Data items ->
────────────────────

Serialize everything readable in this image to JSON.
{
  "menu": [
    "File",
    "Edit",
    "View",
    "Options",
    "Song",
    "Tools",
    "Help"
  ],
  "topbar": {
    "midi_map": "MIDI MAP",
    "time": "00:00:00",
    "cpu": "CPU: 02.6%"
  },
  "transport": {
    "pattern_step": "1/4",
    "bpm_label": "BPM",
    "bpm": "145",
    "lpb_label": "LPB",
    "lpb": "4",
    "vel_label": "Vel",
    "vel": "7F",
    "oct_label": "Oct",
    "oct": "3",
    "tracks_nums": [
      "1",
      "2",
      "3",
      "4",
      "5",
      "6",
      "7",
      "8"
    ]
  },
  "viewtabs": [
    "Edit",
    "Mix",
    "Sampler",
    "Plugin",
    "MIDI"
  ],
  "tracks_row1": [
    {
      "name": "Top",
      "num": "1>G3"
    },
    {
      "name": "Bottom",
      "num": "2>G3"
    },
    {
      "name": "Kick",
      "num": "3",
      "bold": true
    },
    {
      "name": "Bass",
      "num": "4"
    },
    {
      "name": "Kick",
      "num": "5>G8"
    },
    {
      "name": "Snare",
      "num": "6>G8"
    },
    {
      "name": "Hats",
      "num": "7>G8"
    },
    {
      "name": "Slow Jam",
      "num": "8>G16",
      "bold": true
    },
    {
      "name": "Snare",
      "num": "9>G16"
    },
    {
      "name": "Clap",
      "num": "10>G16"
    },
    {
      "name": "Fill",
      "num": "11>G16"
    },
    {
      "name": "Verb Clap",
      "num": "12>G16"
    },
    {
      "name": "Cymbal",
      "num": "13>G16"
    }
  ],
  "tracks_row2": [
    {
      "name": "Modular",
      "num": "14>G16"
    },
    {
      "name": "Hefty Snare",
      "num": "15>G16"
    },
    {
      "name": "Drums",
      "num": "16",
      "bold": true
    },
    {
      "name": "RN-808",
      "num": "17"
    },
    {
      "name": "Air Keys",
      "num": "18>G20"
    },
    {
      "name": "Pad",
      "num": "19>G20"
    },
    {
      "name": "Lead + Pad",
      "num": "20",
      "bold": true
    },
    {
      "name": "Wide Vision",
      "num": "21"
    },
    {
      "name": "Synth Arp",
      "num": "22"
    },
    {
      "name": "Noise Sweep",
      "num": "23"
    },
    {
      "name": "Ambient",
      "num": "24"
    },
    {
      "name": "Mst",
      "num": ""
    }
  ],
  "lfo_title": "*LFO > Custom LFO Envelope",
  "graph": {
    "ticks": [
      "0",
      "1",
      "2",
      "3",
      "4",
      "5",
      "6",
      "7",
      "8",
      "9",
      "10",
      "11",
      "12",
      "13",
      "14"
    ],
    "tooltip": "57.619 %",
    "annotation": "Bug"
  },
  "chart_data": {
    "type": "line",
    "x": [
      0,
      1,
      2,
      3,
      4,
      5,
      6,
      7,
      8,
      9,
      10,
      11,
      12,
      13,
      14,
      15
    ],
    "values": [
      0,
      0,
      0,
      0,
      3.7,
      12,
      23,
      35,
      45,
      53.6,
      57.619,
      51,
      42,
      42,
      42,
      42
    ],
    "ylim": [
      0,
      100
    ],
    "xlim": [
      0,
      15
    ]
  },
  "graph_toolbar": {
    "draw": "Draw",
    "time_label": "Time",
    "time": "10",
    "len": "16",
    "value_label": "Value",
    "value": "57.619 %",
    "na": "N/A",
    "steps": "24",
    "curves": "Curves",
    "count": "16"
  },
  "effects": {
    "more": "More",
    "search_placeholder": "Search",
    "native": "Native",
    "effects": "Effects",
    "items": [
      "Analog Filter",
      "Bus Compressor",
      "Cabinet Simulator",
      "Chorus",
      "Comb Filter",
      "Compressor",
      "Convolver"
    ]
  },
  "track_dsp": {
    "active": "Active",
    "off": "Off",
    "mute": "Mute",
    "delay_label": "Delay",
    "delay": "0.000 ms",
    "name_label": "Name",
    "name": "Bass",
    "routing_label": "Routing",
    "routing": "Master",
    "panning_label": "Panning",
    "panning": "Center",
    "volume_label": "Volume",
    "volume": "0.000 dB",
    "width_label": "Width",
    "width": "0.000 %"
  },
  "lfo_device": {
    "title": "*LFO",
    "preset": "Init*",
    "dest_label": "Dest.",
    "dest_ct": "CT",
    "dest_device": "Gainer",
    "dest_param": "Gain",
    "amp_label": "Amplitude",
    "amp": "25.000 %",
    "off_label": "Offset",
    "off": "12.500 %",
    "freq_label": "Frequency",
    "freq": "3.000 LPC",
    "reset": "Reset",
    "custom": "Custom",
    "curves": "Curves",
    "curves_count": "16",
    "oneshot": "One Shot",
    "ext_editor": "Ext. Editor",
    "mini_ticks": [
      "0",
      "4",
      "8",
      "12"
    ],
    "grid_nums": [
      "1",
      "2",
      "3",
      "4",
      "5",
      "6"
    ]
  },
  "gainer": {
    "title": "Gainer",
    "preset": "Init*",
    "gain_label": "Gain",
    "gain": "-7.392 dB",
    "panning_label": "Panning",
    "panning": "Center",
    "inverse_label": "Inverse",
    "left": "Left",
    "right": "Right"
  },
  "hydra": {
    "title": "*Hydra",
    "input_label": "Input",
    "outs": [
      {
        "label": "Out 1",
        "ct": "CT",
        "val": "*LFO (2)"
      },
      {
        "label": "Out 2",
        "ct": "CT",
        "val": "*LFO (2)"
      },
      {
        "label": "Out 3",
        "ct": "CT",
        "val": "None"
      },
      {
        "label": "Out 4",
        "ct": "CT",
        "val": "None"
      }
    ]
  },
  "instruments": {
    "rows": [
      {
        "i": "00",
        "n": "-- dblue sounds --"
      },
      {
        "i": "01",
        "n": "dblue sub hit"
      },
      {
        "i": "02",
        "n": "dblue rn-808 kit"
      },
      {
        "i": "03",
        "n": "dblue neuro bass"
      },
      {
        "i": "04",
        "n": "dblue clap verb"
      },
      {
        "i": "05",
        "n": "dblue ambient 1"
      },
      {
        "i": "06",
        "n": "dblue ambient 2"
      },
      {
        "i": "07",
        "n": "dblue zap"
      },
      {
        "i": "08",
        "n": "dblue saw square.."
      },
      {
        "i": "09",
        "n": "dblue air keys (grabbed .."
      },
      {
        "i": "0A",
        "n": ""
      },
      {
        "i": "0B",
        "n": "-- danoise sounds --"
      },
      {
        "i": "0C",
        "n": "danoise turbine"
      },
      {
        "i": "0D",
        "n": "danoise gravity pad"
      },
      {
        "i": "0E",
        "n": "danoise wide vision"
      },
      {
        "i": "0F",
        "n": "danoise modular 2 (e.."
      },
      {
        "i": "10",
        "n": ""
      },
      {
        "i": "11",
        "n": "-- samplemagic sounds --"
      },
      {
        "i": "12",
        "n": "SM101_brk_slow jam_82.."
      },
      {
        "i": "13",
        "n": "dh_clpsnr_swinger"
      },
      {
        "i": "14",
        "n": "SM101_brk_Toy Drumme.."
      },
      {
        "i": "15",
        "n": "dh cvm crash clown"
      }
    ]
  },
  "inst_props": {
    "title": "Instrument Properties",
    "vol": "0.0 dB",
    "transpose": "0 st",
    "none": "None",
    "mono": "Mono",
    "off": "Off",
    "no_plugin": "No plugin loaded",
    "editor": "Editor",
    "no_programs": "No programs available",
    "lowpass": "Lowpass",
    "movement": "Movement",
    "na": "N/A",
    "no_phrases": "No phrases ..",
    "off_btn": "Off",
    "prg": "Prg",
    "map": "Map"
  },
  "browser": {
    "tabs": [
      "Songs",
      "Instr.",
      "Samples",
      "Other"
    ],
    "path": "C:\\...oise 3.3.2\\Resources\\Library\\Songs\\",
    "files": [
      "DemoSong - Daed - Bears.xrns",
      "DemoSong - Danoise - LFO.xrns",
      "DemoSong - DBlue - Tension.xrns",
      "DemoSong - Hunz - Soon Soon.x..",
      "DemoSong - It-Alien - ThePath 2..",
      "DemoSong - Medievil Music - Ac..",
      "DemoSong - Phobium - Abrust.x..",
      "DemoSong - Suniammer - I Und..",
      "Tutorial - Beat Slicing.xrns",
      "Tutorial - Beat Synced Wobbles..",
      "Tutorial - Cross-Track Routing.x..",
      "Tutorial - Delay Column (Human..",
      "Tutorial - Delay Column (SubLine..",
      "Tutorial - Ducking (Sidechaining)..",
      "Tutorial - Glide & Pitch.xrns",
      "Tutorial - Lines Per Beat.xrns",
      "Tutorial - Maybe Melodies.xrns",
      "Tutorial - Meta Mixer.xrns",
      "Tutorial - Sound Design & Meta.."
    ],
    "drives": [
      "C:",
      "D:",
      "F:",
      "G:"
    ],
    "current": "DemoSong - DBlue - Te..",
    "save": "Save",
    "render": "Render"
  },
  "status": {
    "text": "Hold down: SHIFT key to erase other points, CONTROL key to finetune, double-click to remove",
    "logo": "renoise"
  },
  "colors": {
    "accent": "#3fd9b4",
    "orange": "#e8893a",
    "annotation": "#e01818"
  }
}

────────────────────

Each line in the entries above that includes the string "Column" should be extracted.

      "Tutorial - Delay Column (Human..",
      "Tutorial - Delay Column (SubLine..",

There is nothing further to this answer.